Items listed in a dataset
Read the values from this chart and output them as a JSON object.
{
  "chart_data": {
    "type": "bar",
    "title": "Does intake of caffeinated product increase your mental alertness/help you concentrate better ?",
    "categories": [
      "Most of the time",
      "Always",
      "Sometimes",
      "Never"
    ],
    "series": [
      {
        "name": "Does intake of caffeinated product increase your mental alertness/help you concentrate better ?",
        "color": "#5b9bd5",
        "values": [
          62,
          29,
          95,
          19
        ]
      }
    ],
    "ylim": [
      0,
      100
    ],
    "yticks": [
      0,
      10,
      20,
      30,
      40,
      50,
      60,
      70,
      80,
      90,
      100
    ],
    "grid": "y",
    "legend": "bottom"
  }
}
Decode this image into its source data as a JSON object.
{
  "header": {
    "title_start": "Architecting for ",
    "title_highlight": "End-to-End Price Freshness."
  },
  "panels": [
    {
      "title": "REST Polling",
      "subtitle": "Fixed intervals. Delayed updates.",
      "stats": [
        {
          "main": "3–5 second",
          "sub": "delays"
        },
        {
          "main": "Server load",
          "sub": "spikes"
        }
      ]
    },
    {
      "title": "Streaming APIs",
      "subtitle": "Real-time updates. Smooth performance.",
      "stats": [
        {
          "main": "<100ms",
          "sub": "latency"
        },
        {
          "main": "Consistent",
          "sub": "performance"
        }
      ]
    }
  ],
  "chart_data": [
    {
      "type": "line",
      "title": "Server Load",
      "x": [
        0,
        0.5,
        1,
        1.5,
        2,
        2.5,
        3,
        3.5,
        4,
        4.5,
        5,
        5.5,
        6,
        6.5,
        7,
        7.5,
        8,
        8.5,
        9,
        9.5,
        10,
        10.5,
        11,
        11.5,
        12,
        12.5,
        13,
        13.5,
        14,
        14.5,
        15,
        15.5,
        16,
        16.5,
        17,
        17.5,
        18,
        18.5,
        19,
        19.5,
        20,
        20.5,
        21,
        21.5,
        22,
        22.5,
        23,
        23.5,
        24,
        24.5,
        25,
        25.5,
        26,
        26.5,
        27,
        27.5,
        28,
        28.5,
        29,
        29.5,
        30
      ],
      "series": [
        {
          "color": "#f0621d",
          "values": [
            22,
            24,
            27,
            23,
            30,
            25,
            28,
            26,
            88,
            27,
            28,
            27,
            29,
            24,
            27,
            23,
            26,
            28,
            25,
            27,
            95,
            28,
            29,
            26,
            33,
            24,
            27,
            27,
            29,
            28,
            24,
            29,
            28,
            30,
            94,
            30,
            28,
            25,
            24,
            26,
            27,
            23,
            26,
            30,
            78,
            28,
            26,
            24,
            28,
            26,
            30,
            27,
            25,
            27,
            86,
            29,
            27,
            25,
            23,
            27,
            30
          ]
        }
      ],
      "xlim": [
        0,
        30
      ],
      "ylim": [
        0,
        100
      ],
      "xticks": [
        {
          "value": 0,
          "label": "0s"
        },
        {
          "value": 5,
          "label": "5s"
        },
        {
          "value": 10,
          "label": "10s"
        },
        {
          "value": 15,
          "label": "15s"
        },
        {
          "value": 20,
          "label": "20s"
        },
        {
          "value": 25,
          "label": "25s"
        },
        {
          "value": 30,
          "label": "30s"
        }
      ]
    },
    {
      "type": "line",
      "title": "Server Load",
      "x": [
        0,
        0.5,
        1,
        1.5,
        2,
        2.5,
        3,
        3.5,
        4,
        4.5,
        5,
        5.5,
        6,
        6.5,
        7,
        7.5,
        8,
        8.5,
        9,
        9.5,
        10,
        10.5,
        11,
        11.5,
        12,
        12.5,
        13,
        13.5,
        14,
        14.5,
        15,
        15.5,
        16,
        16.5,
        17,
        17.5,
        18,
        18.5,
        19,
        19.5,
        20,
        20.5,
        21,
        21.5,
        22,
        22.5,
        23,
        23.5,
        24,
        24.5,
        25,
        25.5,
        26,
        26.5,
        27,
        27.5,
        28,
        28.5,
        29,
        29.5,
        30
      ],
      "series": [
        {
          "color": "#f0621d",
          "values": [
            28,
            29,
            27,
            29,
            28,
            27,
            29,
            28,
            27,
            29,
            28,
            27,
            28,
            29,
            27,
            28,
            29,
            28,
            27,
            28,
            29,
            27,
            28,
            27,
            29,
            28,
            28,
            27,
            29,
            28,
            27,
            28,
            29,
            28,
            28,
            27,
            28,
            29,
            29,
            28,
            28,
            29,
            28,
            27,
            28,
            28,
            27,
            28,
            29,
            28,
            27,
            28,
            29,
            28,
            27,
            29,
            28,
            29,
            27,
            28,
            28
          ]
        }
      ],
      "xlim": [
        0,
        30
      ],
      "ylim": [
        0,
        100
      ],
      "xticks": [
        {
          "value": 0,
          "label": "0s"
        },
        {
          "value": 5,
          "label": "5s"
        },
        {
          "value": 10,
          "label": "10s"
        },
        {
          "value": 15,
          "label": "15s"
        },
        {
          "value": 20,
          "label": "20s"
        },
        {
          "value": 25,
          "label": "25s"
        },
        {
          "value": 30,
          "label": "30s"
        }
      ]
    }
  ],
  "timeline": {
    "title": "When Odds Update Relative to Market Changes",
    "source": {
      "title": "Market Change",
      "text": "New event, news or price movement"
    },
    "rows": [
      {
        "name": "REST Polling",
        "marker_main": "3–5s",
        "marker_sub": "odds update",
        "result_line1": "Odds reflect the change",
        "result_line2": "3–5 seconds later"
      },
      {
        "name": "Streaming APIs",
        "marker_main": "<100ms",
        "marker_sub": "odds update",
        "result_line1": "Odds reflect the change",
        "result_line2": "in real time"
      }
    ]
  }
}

* [EXERCISE GOAL]: Count each line above in which the string "Polling" appears, then state only the total.

* [EXERCISE ANSWER]: 2